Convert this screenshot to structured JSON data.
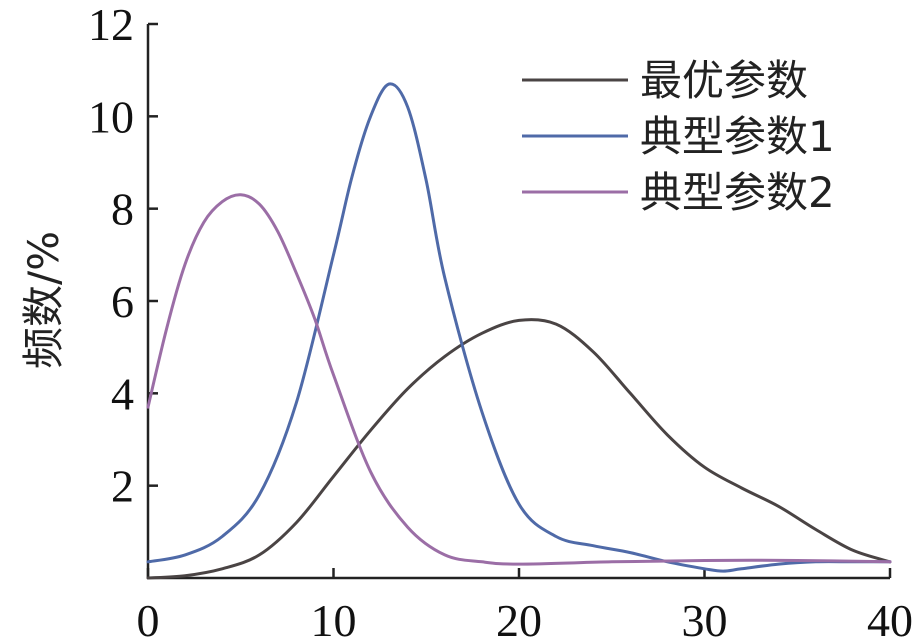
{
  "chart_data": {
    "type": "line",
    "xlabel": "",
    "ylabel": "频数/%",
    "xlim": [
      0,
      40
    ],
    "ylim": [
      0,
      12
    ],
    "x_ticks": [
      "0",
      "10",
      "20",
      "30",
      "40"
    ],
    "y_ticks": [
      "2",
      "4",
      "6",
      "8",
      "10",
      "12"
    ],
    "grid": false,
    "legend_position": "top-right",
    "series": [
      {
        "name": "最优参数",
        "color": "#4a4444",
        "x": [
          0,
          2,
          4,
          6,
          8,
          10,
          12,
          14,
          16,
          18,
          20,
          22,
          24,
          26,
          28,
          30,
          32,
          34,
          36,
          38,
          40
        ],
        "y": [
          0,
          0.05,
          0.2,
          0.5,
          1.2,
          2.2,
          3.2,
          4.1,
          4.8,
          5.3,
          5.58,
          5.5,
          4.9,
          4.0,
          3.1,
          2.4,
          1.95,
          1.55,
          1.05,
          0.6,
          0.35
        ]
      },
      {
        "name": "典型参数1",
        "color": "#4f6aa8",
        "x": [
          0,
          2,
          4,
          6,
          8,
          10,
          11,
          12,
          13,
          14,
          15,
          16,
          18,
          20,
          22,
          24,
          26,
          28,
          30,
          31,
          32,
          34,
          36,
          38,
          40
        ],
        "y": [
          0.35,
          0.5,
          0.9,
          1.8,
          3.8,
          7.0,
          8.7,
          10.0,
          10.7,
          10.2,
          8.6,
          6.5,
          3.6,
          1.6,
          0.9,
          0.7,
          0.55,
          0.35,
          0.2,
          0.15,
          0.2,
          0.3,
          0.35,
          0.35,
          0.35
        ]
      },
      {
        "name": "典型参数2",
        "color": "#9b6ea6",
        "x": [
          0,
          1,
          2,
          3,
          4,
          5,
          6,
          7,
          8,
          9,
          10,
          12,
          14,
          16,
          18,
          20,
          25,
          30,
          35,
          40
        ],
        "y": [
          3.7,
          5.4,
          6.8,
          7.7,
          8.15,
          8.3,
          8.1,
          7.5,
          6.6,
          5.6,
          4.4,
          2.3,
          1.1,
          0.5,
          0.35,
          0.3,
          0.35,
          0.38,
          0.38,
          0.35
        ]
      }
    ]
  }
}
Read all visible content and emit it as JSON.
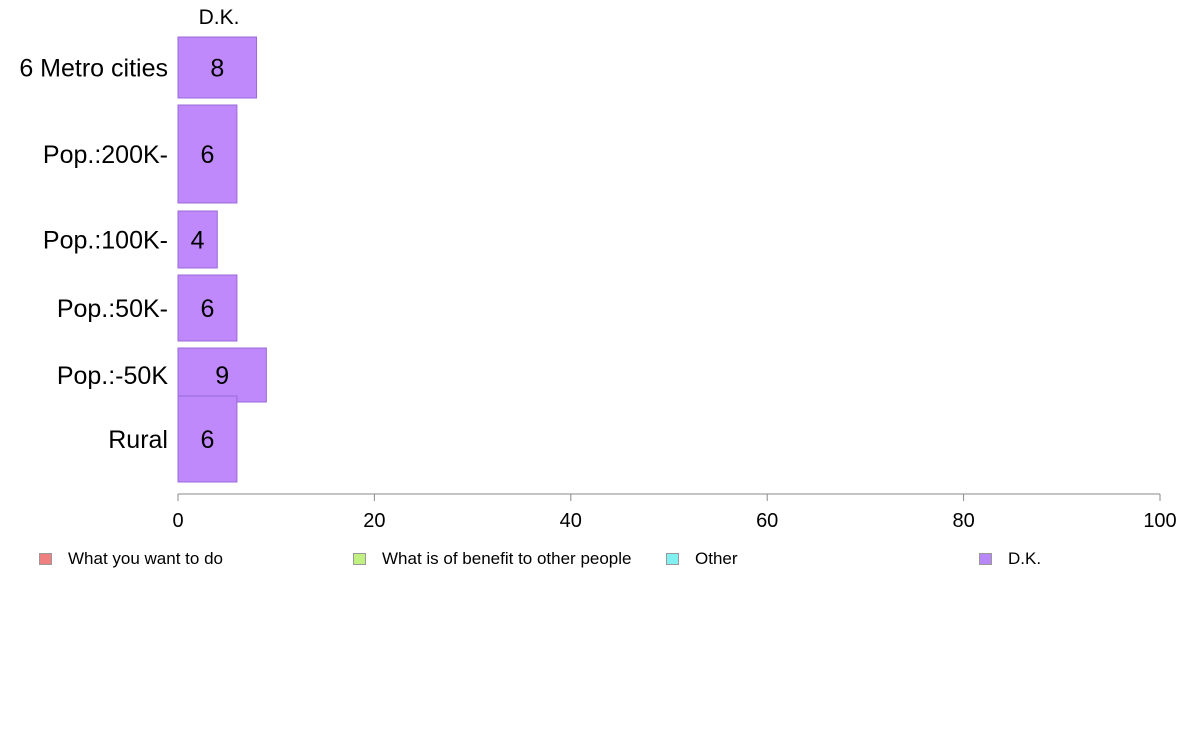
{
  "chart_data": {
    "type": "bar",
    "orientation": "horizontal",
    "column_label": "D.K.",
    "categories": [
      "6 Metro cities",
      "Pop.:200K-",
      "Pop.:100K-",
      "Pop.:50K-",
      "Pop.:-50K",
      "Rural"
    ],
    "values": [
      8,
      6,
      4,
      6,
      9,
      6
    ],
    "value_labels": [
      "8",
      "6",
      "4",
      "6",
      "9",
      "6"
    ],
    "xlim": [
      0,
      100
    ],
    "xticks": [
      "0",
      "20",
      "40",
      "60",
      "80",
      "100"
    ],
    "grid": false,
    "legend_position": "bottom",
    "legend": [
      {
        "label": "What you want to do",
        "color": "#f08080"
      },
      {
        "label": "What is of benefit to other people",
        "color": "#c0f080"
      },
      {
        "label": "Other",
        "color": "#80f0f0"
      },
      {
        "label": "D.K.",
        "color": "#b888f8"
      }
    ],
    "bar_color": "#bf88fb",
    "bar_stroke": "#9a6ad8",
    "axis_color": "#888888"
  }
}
------------------------------------------------------------------------
Given request
Read through the entries and copy every line that includes "JSON".

Reply
Convert this screenshot to structured JSON data.
Read all visible content and emit it as JSON.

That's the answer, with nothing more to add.